------ DATA FOR THE TASK

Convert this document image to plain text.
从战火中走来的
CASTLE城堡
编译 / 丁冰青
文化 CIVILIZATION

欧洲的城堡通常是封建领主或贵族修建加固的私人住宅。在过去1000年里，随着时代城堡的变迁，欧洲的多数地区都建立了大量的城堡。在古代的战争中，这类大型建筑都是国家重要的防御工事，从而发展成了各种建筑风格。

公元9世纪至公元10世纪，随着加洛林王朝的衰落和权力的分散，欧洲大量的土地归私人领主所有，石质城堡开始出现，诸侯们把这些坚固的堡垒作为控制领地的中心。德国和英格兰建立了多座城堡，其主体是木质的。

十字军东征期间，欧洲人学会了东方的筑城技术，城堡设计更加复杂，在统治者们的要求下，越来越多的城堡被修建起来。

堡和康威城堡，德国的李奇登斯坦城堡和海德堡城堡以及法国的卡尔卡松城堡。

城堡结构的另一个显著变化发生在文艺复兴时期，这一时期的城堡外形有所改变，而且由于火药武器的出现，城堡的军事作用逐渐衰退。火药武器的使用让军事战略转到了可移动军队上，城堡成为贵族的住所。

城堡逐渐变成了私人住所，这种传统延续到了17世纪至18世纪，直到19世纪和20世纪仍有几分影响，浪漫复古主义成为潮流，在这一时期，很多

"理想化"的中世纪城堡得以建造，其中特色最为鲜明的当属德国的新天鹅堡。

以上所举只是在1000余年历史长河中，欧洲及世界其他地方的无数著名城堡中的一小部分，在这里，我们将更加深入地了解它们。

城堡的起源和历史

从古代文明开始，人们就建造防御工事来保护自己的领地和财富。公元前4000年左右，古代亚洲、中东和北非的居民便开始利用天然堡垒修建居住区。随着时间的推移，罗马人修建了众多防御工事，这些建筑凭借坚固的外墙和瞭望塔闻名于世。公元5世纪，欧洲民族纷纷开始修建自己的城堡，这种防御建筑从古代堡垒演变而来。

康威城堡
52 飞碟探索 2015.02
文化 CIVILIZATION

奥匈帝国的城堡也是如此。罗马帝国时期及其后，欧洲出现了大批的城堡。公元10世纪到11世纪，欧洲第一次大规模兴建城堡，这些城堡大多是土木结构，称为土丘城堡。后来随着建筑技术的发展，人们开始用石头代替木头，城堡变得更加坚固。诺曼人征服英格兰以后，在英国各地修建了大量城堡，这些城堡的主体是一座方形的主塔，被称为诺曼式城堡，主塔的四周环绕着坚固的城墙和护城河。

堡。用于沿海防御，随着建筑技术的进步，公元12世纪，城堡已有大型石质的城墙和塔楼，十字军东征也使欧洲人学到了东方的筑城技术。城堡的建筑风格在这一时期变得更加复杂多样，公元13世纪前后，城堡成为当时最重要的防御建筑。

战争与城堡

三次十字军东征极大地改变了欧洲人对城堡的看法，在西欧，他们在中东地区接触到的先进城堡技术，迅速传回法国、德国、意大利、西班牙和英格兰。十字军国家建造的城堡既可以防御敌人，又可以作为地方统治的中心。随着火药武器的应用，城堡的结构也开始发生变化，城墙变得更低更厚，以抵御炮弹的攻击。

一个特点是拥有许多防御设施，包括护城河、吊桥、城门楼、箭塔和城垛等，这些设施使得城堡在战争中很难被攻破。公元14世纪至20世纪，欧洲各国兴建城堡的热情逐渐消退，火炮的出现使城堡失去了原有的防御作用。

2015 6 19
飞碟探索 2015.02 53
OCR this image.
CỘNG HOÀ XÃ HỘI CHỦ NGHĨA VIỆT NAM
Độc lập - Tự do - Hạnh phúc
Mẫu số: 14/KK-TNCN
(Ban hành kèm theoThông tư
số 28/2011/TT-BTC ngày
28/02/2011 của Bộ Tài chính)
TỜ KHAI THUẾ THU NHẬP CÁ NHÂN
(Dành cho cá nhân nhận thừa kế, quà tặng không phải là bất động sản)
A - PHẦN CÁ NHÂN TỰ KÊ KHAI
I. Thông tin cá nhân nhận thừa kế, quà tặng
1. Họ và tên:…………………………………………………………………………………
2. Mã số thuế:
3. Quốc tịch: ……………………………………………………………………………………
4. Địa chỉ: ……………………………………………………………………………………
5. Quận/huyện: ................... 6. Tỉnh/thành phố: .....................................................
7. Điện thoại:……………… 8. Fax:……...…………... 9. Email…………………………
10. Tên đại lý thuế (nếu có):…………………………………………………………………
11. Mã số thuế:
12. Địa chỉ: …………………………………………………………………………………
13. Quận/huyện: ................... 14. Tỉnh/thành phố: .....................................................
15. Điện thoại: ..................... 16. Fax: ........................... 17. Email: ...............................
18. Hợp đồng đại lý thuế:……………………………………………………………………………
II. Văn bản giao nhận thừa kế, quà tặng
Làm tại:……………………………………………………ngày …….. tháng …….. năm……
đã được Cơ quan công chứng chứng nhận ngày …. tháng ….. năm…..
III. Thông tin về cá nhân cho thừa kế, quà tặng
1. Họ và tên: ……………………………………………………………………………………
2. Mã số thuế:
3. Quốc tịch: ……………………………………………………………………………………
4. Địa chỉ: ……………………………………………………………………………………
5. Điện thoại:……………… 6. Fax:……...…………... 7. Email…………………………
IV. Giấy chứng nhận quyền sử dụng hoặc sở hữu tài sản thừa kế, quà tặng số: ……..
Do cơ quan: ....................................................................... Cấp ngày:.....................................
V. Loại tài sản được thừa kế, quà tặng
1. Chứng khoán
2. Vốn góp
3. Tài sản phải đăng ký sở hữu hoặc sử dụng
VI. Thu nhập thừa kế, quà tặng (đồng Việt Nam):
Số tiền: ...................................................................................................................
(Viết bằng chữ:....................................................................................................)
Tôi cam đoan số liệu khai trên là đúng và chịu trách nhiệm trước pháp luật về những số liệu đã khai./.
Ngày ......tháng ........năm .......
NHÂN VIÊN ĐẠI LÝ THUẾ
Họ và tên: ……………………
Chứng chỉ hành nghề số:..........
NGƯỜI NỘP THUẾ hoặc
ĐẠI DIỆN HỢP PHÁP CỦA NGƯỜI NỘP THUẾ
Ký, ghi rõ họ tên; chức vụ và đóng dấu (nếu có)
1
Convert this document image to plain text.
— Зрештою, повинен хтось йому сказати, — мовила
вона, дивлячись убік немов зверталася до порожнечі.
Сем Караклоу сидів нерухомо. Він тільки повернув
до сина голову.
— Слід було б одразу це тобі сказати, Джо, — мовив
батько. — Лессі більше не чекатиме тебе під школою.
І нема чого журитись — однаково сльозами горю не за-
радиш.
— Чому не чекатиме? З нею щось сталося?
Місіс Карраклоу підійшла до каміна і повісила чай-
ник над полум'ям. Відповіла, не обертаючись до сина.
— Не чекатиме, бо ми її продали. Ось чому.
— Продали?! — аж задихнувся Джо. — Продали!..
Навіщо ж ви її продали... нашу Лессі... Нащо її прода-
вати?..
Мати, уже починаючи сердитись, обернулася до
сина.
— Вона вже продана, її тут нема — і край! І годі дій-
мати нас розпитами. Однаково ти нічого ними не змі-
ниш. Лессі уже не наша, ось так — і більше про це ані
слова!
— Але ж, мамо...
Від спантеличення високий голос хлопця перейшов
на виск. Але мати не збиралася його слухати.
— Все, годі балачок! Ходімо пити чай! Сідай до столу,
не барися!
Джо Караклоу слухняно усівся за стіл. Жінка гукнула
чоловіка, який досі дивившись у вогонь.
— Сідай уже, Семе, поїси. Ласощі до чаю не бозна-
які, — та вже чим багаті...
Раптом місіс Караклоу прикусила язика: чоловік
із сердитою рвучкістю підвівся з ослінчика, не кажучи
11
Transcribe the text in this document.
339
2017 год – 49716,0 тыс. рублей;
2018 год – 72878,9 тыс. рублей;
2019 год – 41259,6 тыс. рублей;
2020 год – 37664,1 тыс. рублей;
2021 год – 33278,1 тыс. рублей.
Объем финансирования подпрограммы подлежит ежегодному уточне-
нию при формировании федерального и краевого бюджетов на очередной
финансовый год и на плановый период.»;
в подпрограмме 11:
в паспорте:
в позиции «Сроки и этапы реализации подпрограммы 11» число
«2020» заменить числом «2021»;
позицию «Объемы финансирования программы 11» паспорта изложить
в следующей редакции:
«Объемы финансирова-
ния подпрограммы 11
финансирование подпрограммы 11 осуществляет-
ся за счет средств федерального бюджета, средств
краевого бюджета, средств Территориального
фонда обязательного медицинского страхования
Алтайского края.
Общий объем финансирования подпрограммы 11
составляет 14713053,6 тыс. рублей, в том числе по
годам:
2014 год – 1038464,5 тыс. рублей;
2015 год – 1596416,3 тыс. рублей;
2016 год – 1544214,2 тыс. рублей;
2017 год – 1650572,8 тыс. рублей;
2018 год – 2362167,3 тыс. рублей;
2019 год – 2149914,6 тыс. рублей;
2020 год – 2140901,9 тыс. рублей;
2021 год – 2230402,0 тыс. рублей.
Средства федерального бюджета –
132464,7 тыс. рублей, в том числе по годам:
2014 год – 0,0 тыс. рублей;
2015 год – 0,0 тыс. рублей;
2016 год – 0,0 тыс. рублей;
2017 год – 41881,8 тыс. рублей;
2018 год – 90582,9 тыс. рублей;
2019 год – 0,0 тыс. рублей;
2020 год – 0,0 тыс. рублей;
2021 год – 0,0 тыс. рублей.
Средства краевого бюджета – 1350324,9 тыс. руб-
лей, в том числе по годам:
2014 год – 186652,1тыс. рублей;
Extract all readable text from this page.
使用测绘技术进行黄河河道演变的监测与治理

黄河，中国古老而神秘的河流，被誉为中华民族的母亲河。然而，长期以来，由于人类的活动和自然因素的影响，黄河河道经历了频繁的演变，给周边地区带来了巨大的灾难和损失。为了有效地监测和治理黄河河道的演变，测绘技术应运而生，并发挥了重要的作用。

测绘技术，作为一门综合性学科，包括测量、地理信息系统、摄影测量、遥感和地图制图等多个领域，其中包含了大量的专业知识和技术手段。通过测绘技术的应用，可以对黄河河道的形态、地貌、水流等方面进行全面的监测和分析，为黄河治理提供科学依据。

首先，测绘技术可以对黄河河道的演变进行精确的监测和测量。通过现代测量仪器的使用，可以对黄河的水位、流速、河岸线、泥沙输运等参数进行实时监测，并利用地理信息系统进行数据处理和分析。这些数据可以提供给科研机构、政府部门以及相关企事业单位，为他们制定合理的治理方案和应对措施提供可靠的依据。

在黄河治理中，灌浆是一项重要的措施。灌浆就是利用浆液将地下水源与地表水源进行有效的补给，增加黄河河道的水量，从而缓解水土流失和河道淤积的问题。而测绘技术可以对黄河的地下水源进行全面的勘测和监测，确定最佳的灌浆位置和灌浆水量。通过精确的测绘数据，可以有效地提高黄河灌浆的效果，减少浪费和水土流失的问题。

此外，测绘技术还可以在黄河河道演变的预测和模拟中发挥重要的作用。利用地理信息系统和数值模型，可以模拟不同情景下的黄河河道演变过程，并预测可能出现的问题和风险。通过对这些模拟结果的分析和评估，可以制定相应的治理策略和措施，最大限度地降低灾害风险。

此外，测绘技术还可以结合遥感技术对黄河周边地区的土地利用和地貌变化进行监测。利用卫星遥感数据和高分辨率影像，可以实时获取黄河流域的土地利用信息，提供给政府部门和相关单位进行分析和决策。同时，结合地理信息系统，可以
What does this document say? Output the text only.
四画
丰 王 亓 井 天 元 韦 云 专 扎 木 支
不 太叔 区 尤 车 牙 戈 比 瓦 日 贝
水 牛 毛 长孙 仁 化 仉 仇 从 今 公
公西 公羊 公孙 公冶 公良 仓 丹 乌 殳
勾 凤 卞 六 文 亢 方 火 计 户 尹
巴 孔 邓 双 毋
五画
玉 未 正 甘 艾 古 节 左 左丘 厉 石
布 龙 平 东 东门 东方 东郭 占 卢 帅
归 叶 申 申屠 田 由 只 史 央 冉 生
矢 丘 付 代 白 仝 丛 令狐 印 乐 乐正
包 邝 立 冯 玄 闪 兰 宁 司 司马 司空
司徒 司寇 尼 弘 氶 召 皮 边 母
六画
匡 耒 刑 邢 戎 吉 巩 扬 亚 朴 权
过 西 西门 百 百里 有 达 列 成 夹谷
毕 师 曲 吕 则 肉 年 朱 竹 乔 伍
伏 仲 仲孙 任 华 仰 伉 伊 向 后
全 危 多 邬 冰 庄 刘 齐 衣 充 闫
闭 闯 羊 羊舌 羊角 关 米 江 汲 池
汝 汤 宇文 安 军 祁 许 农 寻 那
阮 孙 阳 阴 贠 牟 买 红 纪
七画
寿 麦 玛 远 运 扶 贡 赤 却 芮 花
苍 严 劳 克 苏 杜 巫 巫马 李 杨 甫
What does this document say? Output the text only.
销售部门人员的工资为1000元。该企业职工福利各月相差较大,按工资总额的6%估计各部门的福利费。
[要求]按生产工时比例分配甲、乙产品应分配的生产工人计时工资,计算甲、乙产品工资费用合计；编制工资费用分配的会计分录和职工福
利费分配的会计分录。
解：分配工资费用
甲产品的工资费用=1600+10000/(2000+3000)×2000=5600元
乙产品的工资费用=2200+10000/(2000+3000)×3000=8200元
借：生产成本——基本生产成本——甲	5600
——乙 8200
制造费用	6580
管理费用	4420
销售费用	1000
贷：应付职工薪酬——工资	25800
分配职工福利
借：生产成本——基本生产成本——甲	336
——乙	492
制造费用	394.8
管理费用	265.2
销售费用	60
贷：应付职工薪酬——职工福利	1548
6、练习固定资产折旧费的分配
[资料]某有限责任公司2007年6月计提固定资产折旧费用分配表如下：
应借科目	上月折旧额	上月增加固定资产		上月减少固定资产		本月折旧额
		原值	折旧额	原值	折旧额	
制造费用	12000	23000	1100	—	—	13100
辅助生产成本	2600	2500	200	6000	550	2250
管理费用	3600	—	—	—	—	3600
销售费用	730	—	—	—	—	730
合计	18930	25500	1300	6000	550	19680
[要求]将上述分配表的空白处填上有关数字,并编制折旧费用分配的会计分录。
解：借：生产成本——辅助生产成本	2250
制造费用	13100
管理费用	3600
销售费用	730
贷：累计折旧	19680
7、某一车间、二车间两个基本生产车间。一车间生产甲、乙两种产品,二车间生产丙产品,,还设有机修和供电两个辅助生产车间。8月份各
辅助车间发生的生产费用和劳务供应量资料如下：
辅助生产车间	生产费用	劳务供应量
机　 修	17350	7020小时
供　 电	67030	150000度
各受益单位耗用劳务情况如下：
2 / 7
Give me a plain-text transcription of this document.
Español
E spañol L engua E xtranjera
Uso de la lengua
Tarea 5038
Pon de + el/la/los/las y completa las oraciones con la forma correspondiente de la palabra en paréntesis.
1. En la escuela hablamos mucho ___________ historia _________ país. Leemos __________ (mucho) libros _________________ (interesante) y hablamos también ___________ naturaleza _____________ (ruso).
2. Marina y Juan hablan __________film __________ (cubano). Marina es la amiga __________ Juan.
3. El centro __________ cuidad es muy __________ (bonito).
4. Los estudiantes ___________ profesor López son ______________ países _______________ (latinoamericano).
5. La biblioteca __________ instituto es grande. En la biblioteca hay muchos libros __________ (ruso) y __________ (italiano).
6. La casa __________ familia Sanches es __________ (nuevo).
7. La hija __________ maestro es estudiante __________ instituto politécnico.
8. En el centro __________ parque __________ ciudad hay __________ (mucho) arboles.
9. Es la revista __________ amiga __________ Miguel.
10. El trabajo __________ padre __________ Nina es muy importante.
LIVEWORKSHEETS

------------

● WORK REQUIRED
Locate the string "подпрограммы" in the listing above and copy every line where it occurs.

● SOLUTION TO THE EXERCISE
Объем финансирования подпрограммы подлежит ежегодному уточне-
в позиции «Сроки и этапы реализации подпрограммы 11» число
ния подпрограммы 11
финансирование подпрограммы 11 осуществляет-
Общий объем финансирования подпрограммы 11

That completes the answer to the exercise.